- **WHAT YOU NEED TO DO**
Copy the records below exactly as they are written.

- **PROVIDED DATA**
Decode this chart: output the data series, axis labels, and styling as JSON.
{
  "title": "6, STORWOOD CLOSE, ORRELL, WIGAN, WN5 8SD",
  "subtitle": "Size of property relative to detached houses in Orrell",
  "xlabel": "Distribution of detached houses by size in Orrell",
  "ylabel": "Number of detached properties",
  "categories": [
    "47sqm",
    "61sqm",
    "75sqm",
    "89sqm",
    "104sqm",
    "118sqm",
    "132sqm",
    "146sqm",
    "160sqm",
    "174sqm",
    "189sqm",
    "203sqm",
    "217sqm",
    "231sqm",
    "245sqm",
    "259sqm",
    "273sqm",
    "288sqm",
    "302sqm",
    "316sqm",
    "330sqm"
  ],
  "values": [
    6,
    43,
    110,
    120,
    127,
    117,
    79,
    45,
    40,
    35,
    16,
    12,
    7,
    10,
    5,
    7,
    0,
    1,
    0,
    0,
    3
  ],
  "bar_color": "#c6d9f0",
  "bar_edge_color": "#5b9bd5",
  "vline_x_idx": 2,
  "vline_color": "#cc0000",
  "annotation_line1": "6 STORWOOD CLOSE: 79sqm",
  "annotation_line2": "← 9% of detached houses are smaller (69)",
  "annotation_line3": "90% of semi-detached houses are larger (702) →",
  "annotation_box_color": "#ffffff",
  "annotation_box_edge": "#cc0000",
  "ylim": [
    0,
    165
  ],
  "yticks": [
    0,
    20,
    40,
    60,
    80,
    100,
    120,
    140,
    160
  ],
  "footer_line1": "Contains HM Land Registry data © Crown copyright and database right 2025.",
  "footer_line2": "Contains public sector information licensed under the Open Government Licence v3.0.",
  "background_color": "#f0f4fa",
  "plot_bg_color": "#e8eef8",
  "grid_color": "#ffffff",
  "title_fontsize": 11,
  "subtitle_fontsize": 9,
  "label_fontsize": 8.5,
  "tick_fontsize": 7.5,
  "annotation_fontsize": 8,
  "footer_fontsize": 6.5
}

- **EXERCISE RESULT**
Decode this chart: output the data series, axis labels, and styling as JSON.
{
  "title": "6, STORWOOD CLOSE, ORRELL, WIGAN, WN5 8SD",
  "subtitle": "Size of property relative to detached houses in Orrell",
  "xlabel": "Distribution of detached houses by size in Orrell",
  "ylabel": "Number of detached properties",
  "categories": [
    "47sqm",
    "61sqm",
    "75sqm",
    "89sqm",
    "104sqm",
    "118sqm",
    "132sqm",
    "146sqm",
    "160sqm",
    "174sqm",
    "189sqm",
    "203sqm",
    "217sqm",
    "231sqm",
    "245sqm",
    "259sqm",
    "273sqm",
    "288sqm",
    "302sqm",
    "316sqm",
    "330sqm"
  ],
  "values": [
    6,
    43,
    110,
    120,
    127,
    117,
    79,
    45,
    40,
    35,
    16,
    12,
    7,
    10,
    5,
    7,
    0,
    1,
    0,
    0,
    3
  ],
  "bar_color": "#c6d9f0",
  "bar_edge_color": "#5b9bd5",
  "vline_x_idx": 2,
  "vline_color": "#cc0000",
  "annotation_line1": "6 STORWOOD CLOSE: 79sqm",
  "annotation_line2": "← 9% of detached houses are smaller (69)",
  "annotation_line3": "90% of semi-detached houses are larger (702) →",
  "annotation_box_color": "#ffffff",
  "annotation_box_edge": "#cc0000",
  "ylim": [
    0,
    165
  ],
  "yticks": [
    0,
    20,
    40,
    60,
    80,
    100,
    120,
    140,
    160
  ],
  "footer_line1": "Contains HM Land Registry data © Crown copyright and database right 2025.",
  "footer_line2": "Contains public sector information licensed under the Open Government Licence v3.0.",
  "background_color": "#f0f4fa",
  "plot_bg_color": "#e8eef8",
  "grid_color": "#ffffff",
  "title_fontsize": 11,
  "subtitle_fontsize": 9,
  "label_fontsize": 8.5,
  "tick_fontsize": 7.5,
  "annotation_fontsize": 8,
  "footer_fontsize": 6.5
}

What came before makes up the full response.